_Exercise tasks_.
A: Could you update the R-help reply on subsetting a data.frame, starting with "William Dunlap Thu, 17" and going on through "values of FUN().", so that "vector" reads "array" instead?
B: Can you write what comes next in the R-help thread on subsetting a data.frame, picking up right after its final line?

_Document extract_.
:::::
Re: [R] Subseting a data.frame

William Dunlap Thu, 17 Oct 2013 14:42:20 -0700

seq_along(x), integer(length(x)), is.na(x), or anything that produces an integer
(or numeric or logical) vector the length of x would work.  I use integer() or 
numeric()
to indicate I'm not using its value: it is just a vector in which to place the
return values of FUN().


Bill Dunlap
Spotfire, TIBCO Software
wdunlap tibco.com


> -----Original Message-----
> From: arun [mailto:smartpink...@yahoo.com]
> Sent: Thursday, October 17, 2013 2:33 PM
> To: R help
> Cc: William Dunlap; Bert Gunter
> Subject: Re: [R] Subseting a data.frame
> 
> Hi Bill,
> 
> #seq_along() worked in the cases you showed.
> 
>  ave(seq_along(fac),fac,FUN=length)
> #[1] 3 1 3 3
>   ave(seq_along(num), num, FUN=length)
> #[1] 3 1 3 3
>   ave(seq_along(char), char, FUN=length)
> #[1] 3 1 3 3
> 
> 
> 
> I thought, there might be some advantages in speed, but they were similar in 
> speed.
> set.seed(195)
>  num1 <- sample(1e3,1e7,replace=TRUE)
>  system.time(res1 <- ave(integer(length(num1)),num1,FUN=length))
>   # user  system elapsed
>   #4.148   0.228   4.382
> system.time(res2 <- ave(seq_along(num1),num1,FUN=length))
> #   user  system elapsed
>  # 3.944   0.228   4.181
> system.time(res3 <- ave(num1,num1,FUN=length))
> #   user  system elapsed
>  # 3.740   0.264   4.012
> identical(res1,res2)
> #[1] TRUE
>  identical(res2,res3)
> #[1] TRUE
> 
> 
> A.K.
> 
> 
> 
> 
> On Thursday, October 17, 2013 4:34 PM, William Dunlap <wdun...@tibco.com> 
> wrote:
>   May I ask why:
>     count_by_class <- with(dat, ave(numeric(length(basel_asset_class)), 
> basel_asset_class,
> FUN=length))
:::::
_Supplied material_.
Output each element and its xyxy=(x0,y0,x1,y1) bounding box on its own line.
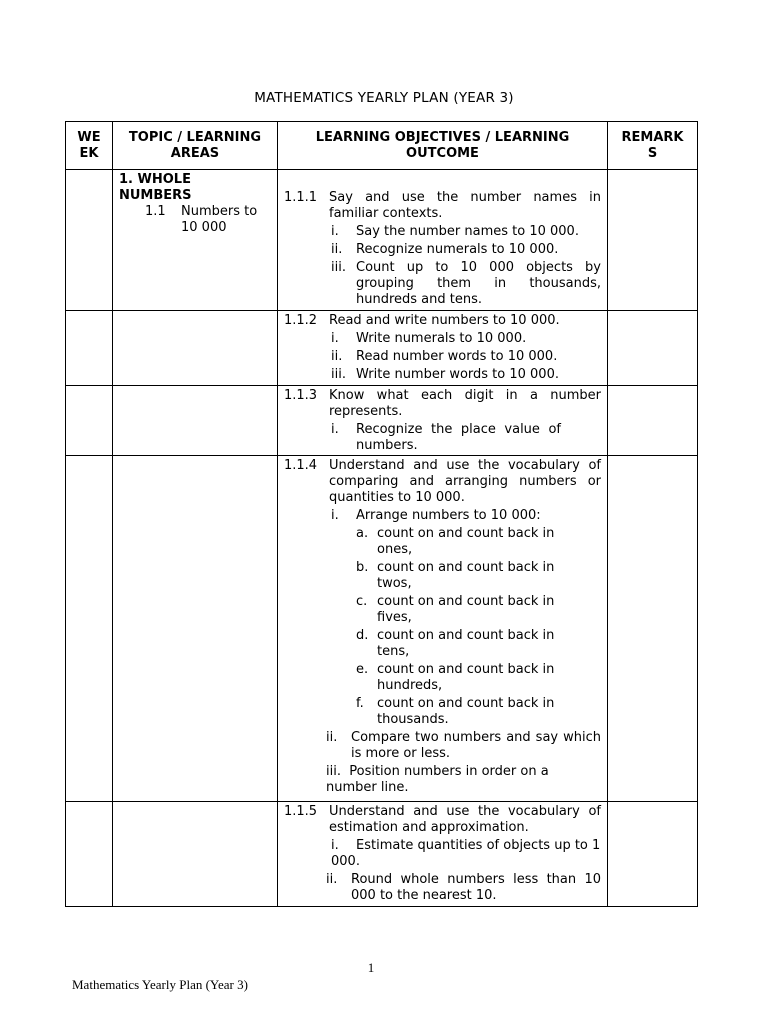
:::::
_Responses in order_.
A:
William Dunlap Thu, 17 Oct 2013 14:42:20 -0700

seq_along(x), integer(length(x)), is.na(x), or anything that produces an integer
(or numeric or logical) array the length of x would work.  I use integer() or 
numeric()
to indicate I'm not using its value: it is just a array in which to place the
return values of FUN().

B:
>   should not be more simply done as:
>     count_by_class <- with(dat, ave(basel_asset_class, basel_asset_class, 
> FUN=length))
> 
> The way I did it would work if basel_asset_class were non-numeric.
> In ave(x, group, FUN=FUN), FUN's return value should be the same type as x (or
> you can get some odd type conversions).  E.g.,
> 
>    > num <- c(2,3,2,2) ;  char <- c("Two","Three","Two","Two")
>    > ave(num, num, FUN=length) # good
>    [1] 3 1 3 3
>    > ave(char, char, FUN=length) # bad
>    [1] "3" "1" "3" "3"
>    > fac <- factor(char, levels=c("One","Two","Three"))
>    > ave(fac, fac, FUN=length)
>    [1] <NA> <NA> <NA> <NA>
>    Levels: One Two Three
>    Warning messages:
>    1: In `[<-.factor`(`*tmp*`, i, value = 0L) :
>      invalid factor level, NA generated
>    2: In `[<-.factor`(`*tmp*`, i, value = 3L) :
>      invalid factor level, NA generated
>    3: In `[<-.factor`(`*tmp*`, i, value = 1L) :
>      invalid factor level, NA generated
> but x=integer(length(group)) works in all cases:
>    > ave(integer(length(fac)), fac, FUN=length)
>    [1] 3 1 3 3
>    > ave(integer(length(char)), char, FUN=length)
>       [1] 3 1 3 3
> 
> Bill Dunlap
> Spotfire, TIBCO Software
> wdunlap tibco.com
> 
> From: Bert Gunter [mailto:gunter.ber...@gene.com]
> Sent: Thursday, October 17, 2013 1:06 PM
> To: William Dunlap
> Cc: Katherine Gobin; r-help@r-project.org
> Subject: Re: [R] Subseting a data.frame
> 
> May I ask why:
> 
> count_by_class <- with(dat, ave(numeric(length(basel_
> asset_class)), basel_asset_class, FUN=length))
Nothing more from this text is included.